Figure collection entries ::
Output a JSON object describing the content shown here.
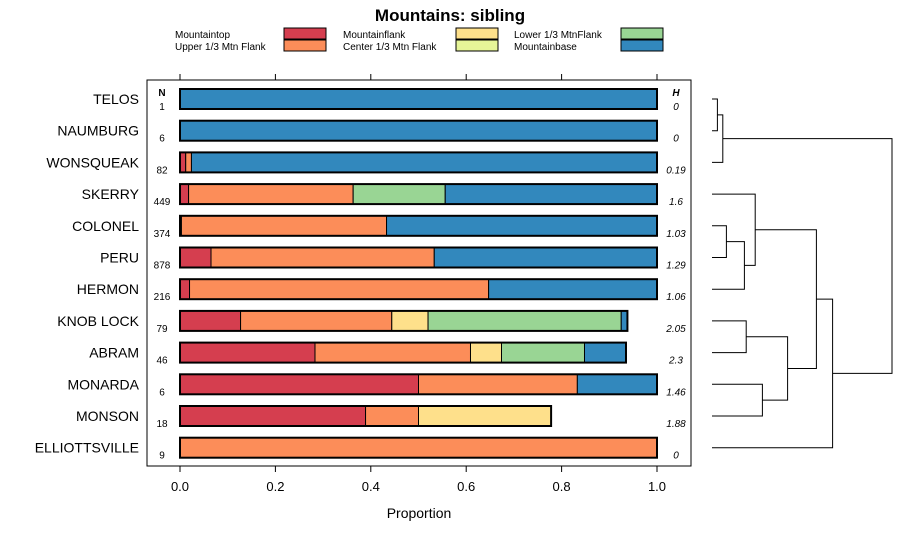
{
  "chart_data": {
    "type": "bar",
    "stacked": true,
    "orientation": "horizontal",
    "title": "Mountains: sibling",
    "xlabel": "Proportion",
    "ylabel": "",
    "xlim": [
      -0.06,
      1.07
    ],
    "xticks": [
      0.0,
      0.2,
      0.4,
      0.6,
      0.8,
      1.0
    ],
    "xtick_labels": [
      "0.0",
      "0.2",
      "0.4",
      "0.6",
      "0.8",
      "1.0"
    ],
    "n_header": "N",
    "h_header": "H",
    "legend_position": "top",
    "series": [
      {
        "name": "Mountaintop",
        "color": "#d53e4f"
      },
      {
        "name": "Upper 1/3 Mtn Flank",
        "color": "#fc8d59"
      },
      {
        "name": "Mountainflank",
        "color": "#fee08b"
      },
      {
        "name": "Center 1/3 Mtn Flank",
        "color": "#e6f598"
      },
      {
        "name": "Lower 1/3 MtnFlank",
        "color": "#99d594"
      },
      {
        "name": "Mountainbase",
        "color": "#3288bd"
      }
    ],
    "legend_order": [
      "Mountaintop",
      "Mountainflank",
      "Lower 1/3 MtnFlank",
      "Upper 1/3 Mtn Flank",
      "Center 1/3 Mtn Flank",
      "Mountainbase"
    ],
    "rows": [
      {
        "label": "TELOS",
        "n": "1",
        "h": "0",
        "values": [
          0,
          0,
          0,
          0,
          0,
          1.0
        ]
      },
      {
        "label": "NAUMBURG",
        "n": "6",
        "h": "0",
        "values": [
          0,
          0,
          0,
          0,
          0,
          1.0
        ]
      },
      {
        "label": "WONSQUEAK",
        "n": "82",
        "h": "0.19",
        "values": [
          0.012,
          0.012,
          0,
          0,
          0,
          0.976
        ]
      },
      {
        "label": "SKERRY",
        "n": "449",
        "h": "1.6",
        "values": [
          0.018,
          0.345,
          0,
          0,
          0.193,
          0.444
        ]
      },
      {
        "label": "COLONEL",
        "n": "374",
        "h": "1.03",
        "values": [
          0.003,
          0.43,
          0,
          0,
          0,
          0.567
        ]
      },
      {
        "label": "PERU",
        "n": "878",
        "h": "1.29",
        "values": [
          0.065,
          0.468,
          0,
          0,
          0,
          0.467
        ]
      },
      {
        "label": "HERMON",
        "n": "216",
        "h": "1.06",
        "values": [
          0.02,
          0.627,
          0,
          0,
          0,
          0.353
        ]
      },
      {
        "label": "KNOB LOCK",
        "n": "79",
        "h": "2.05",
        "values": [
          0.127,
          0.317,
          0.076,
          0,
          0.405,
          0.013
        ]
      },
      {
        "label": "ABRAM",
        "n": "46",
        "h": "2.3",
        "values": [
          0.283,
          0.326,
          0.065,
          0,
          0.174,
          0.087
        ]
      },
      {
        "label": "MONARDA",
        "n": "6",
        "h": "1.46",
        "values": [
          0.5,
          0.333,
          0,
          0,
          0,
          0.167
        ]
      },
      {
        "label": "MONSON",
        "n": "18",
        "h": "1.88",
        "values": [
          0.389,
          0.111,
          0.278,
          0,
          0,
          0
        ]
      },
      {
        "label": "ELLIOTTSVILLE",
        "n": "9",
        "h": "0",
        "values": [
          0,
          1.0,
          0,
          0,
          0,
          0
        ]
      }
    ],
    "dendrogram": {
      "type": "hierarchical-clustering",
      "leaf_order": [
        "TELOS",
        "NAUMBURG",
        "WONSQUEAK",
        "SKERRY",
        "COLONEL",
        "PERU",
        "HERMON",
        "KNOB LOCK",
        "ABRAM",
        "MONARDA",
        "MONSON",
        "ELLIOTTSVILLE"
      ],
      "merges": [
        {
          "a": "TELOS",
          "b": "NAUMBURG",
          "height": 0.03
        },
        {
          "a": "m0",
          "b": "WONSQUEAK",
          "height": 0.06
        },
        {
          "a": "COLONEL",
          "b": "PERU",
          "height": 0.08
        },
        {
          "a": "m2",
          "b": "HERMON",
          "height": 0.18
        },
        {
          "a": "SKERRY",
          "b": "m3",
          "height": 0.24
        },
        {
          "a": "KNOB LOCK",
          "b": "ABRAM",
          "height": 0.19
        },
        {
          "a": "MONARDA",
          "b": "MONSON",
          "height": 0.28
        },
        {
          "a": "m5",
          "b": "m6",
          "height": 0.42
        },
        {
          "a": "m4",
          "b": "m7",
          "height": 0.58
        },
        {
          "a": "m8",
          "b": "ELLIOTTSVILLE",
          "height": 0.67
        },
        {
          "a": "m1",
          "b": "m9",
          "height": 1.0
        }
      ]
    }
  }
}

...

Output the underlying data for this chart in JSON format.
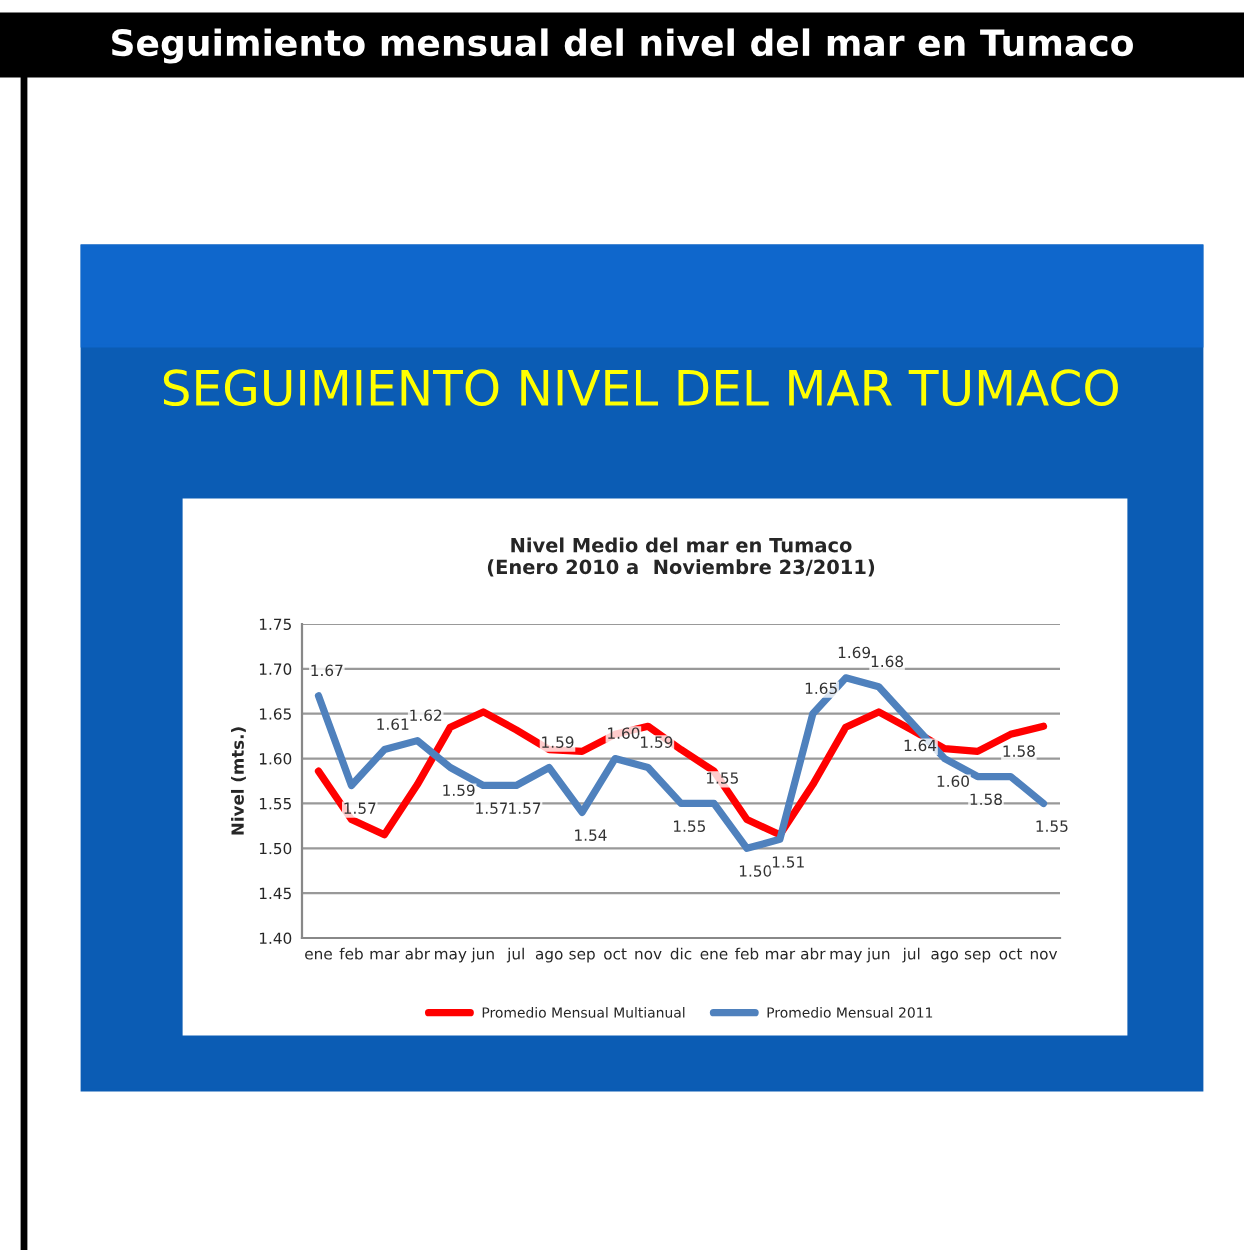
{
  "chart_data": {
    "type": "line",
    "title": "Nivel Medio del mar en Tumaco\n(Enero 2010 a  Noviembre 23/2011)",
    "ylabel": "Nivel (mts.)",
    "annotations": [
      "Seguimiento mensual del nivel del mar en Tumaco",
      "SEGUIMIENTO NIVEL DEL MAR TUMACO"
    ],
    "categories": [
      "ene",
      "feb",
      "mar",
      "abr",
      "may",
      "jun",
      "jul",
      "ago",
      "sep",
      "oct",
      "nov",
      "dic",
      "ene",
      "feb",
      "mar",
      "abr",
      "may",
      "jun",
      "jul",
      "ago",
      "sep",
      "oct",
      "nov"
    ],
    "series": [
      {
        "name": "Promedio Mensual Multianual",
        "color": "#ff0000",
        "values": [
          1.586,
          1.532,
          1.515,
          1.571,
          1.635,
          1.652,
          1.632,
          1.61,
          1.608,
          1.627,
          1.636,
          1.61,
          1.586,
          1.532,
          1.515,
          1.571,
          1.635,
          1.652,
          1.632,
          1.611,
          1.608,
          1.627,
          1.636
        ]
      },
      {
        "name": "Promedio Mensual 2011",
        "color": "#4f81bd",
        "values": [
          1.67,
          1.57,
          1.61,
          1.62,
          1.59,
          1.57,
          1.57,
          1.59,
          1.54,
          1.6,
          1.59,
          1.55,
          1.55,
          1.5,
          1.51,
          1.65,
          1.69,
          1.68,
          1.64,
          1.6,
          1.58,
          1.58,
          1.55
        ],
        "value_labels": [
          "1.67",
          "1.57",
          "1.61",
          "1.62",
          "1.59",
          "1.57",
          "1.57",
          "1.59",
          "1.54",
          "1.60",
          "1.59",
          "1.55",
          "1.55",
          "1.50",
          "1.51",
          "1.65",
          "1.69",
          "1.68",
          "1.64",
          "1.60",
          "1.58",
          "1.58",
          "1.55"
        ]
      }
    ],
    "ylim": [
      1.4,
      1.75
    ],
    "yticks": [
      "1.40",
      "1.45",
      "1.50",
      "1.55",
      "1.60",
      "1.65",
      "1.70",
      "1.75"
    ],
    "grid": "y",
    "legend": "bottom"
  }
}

SET PROBLEM ::
Show every line in the records above that contains the word "name".

OUTPUT ::
        "name": "Mountaintop",
        "name": "Upper 1/3 Mtn Flank",
        "name": "Mountainflank",
        "name": "Center 1/3 Mtn Flank",
        "name": "Lower 1/3 MtnFlank",
        "name": "Mountainbase",
        "name": "Promedio Mensual Multianual",
        "name": "Promedio Mensual 2011",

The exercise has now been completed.